## GIVEN PROBLEM:
Check each line of the records below and collect those holding "layers".

Structured figure records
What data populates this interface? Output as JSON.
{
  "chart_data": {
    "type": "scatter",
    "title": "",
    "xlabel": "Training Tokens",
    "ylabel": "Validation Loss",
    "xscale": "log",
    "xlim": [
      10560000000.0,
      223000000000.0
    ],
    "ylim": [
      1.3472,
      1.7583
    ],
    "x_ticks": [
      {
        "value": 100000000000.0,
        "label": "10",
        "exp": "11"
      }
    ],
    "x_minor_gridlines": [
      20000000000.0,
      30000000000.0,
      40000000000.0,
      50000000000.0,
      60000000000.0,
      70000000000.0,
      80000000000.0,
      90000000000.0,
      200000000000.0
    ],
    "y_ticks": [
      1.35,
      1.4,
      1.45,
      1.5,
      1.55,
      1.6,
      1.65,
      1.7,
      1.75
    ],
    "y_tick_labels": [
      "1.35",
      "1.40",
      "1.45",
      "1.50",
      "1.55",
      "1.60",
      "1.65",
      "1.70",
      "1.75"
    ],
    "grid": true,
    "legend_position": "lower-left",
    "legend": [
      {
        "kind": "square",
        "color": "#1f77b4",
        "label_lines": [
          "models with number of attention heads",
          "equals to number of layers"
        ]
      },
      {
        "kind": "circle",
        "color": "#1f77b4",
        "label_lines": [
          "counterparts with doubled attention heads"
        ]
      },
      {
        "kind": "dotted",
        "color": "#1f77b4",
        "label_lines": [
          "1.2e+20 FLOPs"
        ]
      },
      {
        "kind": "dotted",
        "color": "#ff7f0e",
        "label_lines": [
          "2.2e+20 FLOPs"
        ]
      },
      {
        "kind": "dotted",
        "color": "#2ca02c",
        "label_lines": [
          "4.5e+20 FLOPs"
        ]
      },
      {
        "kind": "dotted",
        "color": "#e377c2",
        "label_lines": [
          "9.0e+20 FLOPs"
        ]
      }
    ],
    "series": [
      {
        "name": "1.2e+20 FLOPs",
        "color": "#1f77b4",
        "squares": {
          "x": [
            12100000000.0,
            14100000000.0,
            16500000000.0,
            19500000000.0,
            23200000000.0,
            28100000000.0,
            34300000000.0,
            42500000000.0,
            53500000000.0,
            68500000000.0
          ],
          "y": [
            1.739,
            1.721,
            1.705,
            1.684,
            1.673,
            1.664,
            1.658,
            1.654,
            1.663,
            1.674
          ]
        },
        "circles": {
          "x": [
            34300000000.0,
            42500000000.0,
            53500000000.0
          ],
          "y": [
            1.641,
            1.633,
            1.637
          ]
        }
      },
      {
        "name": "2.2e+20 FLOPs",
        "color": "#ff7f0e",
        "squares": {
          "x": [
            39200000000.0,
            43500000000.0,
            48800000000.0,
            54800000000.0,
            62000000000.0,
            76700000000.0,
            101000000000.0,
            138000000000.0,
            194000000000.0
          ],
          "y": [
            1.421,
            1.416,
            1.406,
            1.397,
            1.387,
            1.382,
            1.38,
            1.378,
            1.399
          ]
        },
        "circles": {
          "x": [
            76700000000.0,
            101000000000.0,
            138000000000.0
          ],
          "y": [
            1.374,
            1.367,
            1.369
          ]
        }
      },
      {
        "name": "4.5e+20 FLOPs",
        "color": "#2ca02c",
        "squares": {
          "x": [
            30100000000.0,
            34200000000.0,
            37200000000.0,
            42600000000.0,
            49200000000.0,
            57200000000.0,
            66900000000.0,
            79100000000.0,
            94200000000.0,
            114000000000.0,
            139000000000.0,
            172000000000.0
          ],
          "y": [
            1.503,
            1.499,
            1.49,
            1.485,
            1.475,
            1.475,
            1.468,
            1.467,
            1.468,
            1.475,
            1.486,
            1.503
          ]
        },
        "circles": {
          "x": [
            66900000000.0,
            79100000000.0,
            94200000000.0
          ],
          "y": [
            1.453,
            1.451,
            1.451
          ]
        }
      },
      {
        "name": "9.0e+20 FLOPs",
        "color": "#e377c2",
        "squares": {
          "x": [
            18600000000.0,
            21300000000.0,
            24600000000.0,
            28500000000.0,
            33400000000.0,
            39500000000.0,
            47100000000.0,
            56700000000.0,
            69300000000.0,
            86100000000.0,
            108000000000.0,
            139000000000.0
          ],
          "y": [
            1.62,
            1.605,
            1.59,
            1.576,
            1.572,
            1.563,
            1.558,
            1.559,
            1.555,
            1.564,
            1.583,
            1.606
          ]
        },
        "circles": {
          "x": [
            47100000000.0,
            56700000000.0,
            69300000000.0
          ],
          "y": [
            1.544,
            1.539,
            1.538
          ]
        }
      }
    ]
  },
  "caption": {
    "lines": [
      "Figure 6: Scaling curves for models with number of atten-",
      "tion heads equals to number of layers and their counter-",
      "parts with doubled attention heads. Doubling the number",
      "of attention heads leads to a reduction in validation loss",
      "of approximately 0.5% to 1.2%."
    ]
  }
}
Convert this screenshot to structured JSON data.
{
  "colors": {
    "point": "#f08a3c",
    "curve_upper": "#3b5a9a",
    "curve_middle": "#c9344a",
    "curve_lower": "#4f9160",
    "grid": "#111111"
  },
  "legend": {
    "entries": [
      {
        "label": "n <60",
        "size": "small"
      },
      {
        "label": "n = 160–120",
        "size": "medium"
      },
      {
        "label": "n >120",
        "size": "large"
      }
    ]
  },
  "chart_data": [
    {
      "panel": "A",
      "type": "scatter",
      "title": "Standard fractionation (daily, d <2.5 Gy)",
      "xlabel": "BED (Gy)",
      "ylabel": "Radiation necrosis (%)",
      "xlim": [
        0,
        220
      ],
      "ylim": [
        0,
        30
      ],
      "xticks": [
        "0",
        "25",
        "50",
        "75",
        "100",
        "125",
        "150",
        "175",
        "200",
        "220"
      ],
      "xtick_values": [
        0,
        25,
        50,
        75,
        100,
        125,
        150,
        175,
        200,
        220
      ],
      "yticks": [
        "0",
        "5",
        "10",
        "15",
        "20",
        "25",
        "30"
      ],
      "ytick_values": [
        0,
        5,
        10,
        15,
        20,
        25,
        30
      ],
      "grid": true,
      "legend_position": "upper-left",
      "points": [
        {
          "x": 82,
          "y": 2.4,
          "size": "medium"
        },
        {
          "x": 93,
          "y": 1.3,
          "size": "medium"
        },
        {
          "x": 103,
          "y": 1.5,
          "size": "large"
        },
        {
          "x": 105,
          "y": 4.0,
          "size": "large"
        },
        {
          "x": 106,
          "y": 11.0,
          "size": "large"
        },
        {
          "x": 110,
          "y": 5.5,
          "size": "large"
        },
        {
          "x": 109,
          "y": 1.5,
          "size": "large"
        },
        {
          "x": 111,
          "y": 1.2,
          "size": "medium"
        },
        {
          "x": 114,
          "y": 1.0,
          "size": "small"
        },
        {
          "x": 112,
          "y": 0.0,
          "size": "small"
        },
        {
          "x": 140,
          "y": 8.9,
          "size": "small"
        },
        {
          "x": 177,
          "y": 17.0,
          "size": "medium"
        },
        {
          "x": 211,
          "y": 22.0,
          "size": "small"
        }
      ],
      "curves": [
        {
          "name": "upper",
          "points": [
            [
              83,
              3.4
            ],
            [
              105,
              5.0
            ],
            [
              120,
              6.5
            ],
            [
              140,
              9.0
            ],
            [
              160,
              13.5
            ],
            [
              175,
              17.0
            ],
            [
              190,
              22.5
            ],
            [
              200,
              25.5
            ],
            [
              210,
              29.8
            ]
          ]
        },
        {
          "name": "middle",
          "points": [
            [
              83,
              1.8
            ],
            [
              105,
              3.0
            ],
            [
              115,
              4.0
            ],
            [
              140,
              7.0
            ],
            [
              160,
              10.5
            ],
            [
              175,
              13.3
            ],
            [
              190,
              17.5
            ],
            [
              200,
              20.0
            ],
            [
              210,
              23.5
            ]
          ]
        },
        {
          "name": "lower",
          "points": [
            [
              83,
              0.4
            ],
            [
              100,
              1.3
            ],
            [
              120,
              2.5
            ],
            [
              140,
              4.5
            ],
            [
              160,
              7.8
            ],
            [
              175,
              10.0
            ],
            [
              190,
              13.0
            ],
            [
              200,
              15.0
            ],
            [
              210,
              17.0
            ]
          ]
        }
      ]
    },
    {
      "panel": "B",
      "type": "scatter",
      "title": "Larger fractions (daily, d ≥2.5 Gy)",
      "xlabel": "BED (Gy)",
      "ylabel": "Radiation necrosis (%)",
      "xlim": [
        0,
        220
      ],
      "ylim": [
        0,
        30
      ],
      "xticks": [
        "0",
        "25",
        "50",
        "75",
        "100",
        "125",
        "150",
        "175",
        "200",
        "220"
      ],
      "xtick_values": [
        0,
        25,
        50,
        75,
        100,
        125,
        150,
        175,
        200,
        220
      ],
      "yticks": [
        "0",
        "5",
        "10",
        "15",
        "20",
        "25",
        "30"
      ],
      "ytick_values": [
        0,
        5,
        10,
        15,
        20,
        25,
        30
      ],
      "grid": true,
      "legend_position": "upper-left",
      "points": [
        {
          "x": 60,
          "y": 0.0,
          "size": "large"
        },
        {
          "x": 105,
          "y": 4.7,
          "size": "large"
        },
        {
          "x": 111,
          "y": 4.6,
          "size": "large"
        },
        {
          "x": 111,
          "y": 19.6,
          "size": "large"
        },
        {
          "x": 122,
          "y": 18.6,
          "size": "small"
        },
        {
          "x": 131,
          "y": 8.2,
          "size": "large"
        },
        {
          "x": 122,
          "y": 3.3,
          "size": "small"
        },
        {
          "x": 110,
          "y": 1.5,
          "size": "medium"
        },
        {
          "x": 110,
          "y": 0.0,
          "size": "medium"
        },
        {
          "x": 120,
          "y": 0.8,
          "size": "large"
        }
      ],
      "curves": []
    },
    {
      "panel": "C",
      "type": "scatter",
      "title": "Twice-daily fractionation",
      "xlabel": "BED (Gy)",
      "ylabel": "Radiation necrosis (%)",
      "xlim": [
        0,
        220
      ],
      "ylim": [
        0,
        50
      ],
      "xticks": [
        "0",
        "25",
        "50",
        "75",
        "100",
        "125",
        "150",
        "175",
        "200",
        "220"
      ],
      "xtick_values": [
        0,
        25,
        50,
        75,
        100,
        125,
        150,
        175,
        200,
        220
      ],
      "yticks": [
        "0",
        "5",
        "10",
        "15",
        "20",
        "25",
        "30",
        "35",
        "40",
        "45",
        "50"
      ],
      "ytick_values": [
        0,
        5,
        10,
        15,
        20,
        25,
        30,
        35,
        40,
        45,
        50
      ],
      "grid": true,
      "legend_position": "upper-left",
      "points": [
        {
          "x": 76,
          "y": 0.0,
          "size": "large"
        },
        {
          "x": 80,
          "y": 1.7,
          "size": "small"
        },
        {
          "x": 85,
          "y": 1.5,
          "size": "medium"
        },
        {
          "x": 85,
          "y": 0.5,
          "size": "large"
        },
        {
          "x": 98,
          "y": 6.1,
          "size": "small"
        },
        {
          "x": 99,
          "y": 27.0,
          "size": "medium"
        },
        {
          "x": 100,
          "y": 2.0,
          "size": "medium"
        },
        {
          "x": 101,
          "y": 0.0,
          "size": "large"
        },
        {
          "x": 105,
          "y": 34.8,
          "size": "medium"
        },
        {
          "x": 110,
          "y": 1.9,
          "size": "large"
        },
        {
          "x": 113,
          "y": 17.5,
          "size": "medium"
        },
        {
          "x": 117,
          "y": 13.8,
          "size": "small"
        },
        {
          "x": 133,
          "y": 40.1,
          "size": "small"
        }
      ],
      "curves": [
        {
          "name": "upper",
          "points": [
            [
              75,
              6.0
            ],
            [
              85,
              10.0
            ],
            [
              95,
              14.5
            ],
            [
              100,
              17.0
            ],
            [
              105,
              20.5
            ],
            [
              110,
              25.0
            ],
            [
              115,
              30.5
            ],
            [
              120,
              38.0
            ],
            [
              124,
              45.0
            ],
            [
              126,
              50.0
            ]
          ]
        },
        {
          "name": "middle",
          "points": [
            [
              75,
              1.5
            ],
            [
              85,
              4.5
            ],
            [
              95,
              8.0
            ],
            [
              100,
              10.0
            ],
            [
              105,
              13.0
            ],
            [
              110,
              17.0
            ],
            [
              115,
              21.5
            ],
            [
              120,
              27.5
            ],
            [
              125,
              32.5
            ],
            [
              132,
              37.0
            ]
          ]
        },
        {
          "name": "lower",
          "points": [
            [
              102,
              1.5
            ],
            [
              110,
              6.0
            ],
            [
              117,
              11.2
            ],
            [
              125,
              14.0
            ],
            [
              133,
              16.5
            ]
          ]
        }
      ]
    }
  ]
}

## CORRECT ANSWER:
          "equals to number of layers"
      "tion heads equals to number of layers and their counter-",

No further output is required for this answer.